◆ WRITTEN EXERCISE:
Go through the records below line by line, counting those that contain the word "mini"; answer with the count only.

======== TASK DATA

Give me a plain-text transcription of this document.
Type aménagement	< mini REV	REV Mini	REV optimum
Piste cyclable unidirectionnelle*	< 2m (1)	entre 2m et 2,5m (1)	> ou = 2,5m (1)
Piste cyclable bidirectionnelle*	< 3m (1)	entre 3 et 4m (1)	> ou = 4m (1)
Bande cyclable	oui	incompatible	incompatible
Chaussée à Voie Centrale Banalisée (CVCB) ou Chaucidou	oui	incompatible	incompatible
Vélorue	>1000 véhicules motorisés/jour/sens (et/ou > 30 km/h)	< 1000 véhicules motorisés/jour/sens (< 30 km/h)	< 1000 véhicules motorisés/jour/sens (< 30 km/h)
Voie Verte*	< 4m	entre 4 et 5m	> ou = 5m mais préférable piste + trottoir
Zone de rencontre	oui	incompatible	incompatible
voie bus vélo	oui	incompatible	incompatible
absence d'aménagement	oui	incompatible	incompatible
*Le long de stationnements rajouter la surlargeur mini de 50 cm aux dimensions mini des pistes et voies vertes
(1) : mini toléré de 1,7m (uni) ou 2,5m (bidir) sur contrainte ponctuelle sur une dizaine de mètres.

================

◆ ANSWER IN FULL:
3